SET EXERCISE | Gather from the listing below each line that includes the word "username", and copy it.
## Start MATERIAL FOR THIS EXERCISE
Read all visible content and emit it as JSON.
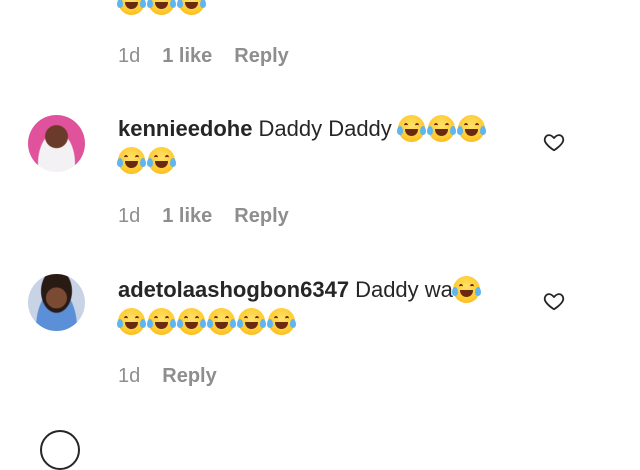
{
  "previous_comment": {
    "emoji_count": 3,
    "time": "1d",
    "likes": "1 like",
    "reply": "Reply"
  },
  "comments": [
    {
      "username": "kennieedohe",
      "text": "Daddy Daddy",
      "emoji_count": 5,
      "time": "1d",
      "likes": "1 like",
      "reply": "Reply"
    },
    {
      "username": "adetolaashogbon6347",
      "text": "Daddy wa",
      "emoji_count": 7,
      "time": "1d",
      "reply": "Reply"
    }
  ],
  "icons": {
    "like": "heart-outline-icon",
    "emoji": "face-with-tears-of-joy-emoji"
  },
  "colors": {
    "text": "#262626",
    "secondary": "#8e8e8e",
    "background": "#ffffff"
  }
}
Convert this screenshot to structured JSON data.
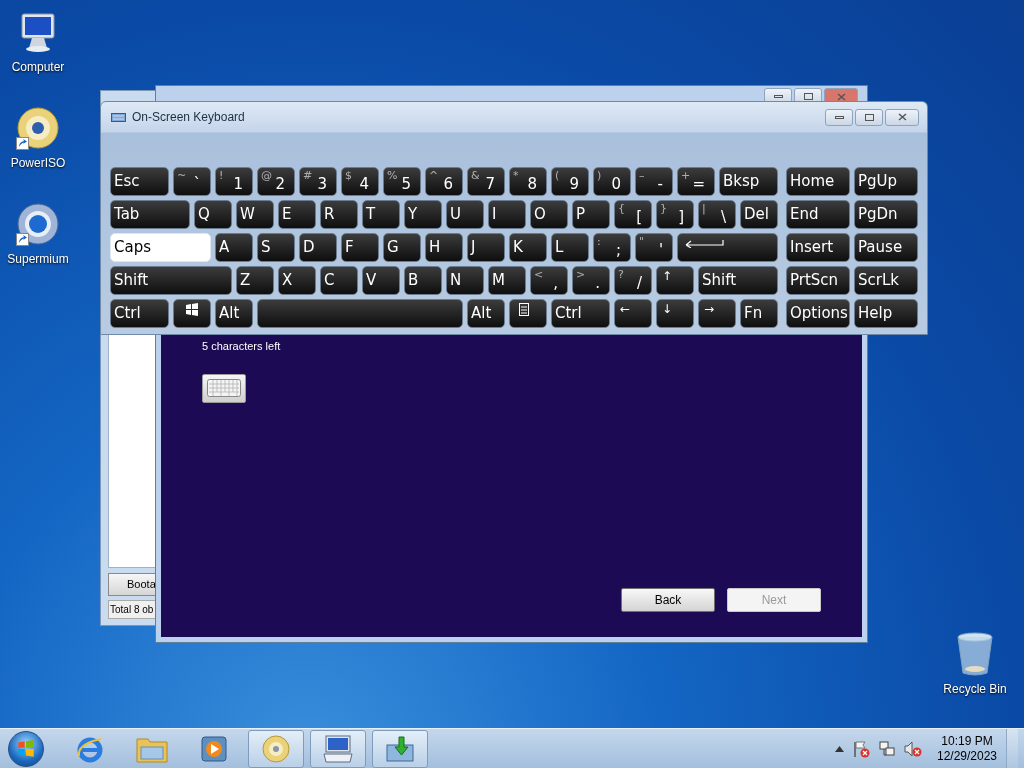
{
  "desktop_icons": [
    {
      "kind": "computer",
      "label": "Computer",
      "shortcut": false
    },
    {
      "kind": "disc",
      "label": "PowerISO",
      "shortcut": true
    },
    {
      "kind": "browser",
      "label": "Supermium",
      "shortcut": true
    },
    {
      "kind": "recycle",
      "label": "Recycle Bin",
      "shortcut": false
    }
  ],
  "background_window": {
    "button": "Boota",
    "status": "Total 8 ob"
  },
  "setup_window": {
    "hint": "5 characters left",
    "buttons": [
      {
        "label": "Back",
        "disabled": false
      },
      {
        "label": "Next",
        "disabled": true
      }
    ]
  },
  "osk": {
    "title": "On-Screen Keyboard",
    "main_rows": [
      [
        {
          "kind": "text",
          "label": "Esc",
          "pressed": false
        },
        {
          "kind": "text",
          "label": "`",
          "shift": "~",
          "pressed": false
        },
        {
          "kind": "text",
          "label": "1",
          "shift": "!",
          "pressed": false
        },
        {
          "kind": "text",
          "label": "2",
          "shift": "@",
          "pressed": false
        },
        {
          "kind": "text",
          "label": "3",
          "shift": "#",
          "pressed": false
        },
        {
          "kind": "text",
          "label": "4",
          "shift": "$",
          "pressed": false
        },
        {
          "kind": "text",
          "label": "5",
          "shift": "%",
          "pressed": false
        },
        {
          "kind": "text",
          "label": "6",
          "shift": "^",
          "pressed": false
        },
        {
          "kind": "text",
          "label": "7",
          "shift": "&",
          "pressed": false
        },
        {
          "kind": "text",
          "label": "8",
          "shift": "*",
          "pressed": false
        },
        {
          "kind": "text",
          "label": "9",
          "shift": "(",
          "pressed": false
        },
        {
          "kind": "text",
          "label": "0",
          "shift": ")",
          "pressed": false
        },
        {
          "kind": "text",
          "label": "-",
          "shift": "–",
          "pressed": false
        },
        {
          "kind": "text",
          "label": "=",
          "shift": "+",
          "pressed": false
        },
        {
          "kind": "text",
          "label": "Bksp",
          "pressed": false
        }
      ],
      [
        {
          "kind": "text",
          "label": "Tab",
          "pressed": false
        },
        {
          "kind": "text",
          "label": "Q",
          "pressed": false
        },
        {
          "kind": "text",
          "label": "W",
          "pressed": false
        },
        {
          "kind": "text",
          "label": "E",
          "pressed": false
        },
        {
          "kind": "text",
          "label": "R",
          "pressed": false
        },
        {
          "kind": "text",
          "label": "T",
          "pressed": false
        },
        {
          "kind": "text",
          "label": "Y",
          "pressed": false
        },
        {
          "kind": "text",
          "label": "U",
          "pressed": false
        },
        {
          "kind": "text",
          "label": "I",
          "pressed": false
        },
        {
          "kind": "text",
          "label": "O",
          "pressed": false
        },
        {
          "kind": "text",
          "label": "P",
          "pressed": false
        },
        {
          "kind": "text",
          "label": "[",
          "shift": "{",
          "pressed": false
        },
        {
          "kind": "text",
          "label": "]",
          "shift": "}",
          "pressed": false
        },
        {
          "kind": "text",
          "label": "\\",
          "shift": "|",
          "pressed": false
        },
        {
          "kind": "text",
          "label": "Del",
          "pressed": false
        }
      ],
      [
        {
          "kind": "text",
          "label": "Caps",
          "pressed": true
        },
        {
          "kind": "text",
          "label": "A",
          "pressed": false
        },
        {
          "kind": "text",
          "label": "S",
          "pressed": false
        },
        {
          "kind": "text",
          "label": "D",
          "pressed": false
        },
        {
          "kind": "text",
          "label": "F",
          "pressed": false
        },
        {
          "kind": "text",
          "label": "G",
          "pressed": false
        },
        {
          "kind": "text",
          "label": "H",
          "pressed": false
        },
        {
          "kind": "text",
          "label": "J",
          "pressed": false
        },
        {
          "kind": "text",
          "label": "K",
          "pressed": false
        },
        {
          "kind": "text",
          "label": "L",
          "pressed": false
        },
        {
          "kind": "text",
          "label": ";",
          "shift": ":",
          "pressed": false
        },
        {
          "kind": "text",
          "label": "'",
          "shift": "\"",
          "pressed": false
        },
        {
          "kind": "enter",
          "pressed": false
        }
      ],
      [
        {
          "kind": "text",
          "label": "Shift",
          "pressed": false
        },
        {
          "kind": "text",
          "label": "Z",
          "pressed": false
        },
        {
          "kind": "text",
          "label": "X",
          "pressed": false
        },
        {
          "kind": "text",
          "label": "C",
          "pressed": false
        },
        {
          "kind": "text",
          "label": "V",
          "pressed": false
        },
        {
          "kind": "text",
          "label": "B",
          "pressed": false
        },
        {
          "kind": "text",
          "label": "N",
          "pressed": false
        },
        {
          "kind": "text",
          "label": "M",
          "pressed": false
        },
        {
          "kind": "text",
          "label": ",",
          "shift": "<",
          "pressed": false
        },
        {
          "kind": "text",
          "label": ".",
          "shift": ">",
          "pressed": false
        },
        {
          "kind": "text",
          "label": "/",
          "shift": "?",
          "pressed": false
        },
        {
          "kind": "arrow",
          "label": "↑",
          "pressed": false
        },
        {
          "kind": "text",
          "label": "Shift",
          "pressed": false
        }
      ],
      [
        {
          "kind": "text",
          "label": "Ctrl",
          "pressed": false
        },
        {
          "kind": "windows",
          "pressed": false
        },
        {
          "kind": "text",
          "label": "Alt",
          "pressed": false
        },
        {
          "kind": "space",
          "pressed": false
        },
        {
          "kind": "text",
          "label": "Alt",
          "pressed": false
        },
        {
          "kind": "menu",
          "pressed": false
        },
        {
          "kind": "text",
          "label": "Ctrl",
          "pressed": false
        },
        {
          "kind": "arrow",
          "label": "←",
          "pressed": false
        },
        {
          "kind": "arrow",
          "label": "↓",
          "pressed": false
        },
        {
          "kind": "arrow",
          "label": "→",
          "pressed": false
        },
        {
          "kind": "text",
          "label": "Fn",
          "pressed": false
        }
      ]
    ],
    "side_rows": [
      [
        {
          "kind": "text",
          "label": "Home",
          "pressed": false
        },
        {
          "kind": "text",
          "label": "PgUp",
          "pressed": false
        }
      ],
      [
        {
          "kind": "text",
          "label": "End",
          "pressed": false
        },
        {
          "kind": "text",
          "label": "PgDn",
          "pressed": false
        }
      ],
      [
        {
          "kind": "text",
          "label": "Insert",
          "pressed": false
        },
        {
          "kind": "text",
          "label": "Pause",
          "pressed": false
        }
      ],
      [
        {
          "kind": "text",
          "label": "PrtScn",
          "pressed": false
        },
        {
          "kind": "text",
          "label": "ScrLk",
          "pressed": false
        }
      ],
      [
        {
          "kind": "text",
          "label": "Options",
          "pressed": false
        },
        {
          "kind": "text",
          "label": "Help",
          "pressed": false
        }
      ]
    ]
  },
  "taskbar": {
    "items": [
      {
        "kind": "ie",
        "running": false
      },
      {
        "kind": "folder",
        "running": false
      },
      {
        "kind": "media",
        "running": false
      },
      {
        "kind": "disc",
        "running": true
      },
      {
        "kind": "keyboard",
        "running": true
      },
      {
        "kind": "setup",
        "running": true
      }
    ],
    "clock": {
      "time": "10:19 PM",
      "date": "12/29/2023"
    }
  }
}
## End MATERIAL FOR THIS EXERCISE
FULL ANSWER |
      "username": "kennieedohe",
      "username": "adetolaashogbon6347",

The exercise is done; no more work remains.